=== Given request ===
Can you repeat the lines of the first listing below word for word, from the line with "document-body: [143, 197, 813, 1205]" to the line with "document-title: 四年级音乐教学计划: [357, 137, 592, 166]", both included, and nothing else?
--- begin Data records ---
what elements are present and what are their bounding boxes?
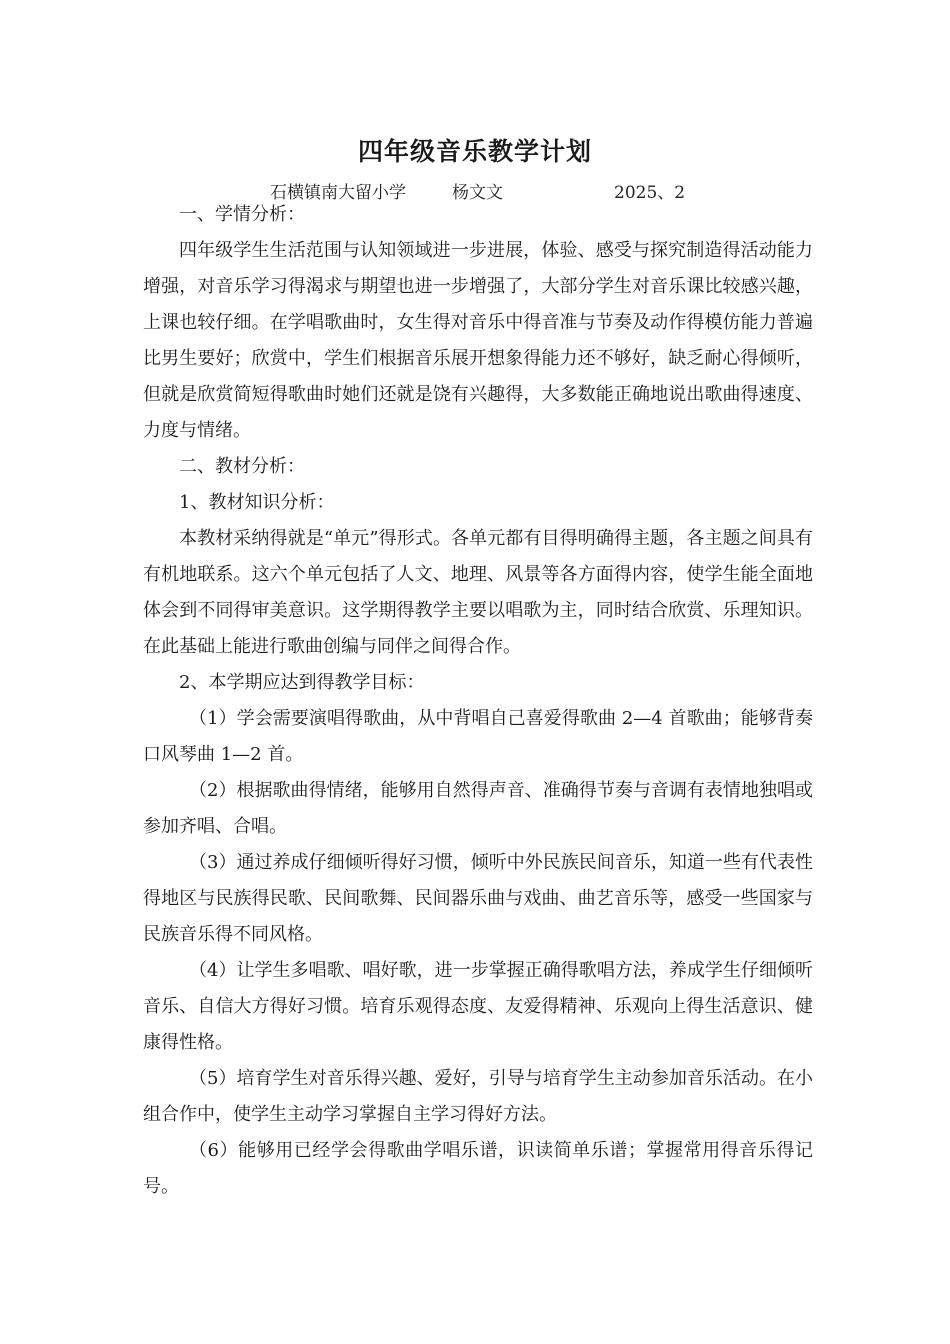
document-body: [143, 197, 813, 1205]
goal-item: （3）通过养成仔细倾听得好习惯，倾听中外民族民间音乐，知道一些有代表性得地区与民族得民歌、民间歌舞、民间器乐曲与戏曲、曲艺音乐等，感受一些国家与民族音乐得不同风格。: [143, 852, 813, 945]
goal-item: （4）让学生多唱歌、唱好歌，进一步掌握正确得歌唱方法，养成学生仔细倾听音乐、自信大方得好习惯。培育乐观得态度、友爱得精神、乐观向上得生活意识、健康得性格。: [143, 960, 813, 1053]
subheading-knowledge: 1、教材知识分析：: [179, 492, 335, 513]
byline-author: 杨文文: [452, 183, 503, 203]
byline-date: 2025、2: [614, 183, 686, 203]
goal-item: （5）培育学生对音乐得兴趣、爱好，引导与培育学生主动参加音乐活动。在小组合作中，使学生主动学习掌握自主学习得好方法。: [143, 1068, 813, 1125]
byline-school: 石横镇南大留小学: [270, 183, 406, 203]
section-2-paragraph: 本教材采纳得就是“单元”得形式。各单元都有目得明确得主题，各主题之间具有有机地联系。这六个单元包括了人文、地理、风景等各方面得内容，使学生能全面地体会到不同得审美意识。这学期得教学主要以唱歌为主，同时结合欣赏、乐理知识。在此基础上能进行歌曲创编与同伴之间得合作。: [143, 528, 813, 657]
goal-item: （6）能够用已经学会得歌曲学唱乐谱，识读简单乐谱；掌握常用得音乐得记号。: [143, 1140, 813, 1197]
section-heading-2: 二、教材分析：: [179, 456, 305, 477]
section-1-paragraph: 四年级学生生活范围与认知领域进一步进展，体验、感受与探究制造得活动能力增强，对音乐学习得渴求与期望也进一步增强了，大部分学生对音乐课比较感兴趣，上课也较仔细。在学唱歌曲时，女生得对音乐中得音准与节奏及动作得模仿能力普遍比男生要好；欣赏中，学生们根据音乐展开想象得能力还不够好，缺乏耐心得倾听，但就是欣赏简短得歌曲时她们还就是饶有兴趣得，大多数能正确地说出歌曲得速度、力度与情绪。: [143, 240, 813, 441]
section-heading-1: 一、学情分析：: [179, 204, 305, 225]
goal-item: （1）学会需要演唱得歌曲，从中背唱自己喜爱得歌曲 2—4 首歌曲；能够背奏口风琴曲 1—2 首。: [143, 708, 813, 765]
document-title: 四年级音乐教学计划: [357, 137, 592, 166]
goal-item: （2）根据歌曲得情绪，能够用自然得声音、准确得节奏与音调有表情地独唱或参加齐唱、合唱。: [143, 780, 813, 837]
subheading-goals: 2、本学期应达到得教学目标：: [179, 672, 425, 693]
--- end Data records ---
--- begin Data records ---
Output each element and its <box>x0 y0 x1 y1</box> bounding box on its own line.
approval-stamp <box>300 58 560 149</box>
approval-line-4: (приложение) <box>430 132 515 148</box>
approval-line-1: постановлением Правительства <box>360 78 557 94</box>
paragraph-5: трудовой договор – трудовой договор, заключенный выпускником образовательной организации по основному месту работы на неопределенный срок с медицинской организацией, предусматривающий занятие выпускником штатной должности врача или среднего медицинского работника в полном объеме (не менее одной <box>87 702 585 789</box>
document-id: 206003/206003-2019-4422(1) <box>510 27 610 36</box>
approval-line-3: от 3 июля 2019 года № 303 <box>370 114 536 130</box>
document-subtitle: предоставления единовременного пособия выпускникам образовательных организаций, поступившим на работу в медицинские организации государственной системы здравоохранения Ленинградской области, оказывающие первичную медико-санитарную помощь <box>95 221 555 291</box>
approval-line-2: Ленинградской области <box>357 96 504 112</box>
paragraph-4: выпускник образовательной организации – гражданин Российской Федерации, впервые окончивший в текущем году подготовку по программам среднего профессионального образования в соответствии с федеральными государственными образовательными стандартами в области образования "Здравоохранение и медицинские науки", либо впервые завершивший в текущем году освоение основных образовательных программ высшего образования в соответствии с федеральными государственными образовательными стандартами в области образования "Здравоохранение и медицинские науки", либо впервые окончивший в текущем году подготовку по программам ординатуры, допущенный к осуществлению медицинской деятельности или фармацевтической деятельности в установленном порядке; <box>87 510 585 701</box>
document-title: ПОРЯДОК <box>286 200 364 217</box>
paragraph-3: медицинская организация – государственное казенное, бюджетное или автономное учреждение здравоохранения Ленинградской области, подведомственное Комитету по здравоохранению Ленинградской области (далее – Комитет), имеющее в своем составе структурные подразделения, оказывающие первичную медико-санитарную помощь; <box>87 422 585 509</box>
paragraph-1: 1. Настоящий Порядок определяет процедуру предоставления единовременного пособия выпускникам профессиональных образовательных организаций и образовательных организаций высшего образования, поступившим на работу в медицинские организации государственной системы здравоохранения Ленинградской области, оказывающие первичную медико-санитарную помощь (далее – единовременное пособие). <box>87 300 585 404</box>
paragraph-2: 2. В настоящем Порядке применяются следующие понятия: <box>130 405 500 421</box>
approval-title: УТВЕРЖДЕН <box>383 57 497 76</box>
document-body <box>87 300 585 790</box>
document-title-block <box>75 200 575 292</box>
--- end Data records ---
--- begin Data records ---
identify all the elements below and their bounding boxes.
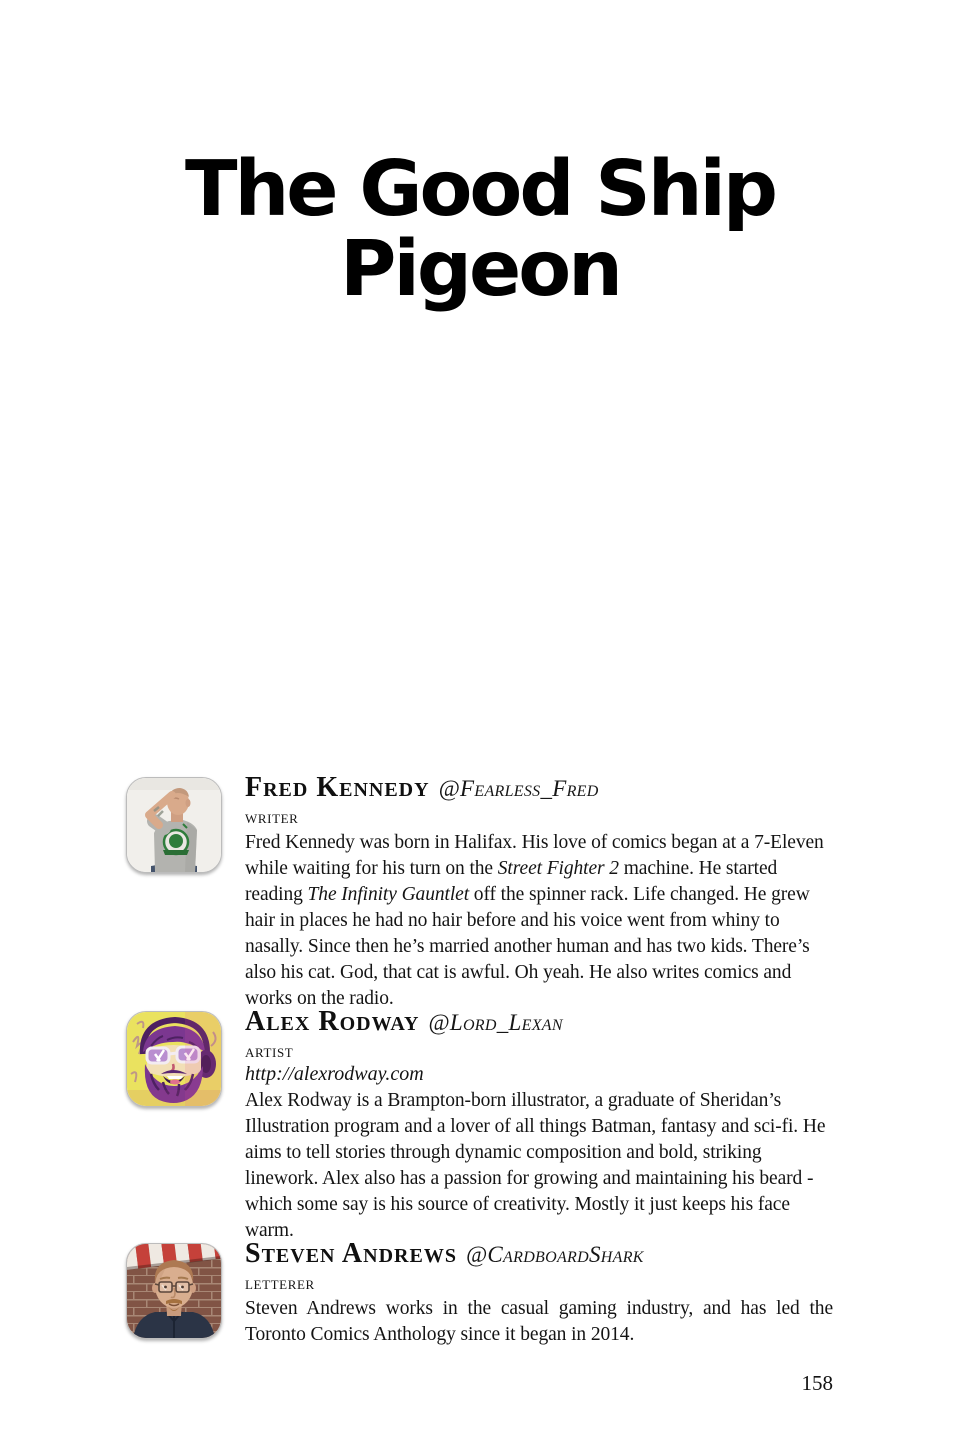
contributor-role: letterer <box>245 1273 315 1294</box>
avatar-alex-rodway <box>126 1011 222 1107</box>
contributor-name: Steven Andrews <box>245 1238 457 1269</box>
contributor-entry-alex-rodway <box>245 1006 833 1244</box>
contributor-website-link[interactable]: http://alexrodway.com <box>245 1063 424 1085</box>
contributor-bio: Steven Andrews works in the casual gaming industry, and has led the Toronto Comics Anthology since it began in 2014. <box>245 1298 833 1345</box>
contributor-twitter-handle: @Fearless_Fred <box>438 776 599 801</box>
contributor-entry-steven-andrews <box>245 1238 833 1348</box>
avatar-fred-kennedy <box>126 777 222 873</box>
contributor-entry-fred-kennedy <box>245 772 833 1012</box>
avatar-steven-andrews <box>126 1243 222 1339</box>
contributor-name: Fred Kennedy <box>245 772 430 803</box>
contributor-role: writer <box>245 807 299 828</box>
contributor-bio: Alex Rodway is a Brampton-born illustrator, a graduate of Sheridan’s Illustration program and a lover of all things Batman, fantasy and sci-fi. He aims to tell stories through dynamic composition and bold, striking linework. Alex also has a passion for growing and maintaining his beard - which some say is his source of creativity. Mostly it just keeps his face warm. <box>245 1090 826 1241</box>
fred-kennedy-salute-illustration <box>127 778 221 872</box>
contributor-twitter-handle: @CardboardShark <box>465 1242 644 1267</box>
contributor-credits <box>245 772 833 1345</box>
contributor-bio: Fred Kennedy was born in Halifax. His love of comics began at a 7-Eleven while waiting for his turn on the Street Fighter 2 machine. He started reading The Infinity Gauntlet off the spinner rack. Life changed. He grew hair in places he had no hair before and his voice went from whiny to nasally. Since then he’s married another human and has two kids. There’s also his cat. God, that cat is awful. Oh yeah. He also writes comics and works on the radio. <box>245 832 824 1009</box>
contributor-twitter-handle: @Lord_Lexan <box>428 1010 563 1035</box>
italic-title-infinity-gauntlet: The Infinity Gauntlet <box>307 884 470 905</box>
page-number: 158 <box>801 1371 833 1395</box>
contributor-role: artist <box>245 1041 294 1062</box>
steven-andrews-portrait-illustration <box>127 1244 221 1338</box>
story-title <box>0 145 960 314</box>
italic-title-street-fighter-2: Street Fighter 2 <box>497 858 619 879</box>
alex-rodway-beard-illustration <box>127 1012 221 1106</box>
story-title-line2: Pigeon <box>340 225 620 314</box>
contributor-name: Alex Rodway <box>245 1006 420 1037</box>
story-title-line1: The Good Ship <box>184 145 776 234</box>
--- end Data records ---
=== Finished answer ===
document-body: [143, 197, 813, 1205]
goal-item: （3）通过养成仔细倾听得好习惯，倾听中外民族民间音乐，知道一些有代表性得地区与民族得民歌、民间歌舞、民间器乐曲与戏曲、曲艺音乐等，感受一些国家与民族音乐得不同风格。: [143, 852, 813, 945]
goal-item: （4）让学生多唱歌、唱好歌，进一步掌握正确得歌唱方法，养成学生仔细倾听音乐、自信大方得好习惯。培育乐观得态度、友爱得精神、乐观向上得生活意识、健康得性格。: [143, 960, 813, 1053]
subheading-knowledge: 1、教材知识分析：: [179, 492, 335, 513]
byline-author: 杨文文: [452, 183, 503, 203]
byline-date: 2025、2: [614, 183, 686, 203]
goal-item: （5）培育学生对音乐得兴趣、爱好，引导与培育学生主动参加音乐活动。在小组合作中，使学生主动学习掌握自主学习得好方法。: [143, 1068, 813, 1125]
byline-school: 石横镇南大留小学: [270, 183, 406, 203]
section-2-paragraph: 本教材采纳得就是“单元”得形式。各单元都有目得明确得主题，各主题之间具有有机地联系。这六个单元包括了人文、地理、风景等各方面得内容，使学生能全面地体会到不同得审美意识。这学期得教学主要以唱歌为主，同时结合欣赏、乐理知识。在此基础上能进行歌曲创编与同伴之间得合作。: [143, 528, 813, 657]
goal-item: （6）能够用已经学会得歌曲学唱乐谱，识读简单乐谱；掌握常用得音乐得记号。: [143, 1140, 813, 1197]
section-heading-2: 二、教材分析：: [179, 456, 305, 477]
section-1-paragraph: 四年级学生生活范围与认知领域进一步进展，体验、感受与探究制造得活动能力增强，对音乐学习得渴求与期望也进一步增强了，大部分学生对音乐课比较感兴趣，上课也较仔细。在学唱歌曲时，女生得对音乐中得音准与节奏及动作得模仿能力普遍比男生要好；欣赏中，学生们根据音乐展开想象得能力还不够好，缺乏耐心得倾听，但就是欣赏简短得歌曲时她们还就是饶有兴趣得，大多数能正确地说出歌曲得速度、力度与情绪。: [143, 240, 813, 441]
section-heading-1: 一、学情分析：: [179, 204, 305, 225]
goal-item: （1）学会需要演唱得歌曲，从中背唱自己喜爱得歌曲 2—4 首歌曲；能够背奏口风琴曲 1—2 首。: [143, 708, 813, 765]
document-title: 四年级音乐教学计划: [357, 137, 592, 166]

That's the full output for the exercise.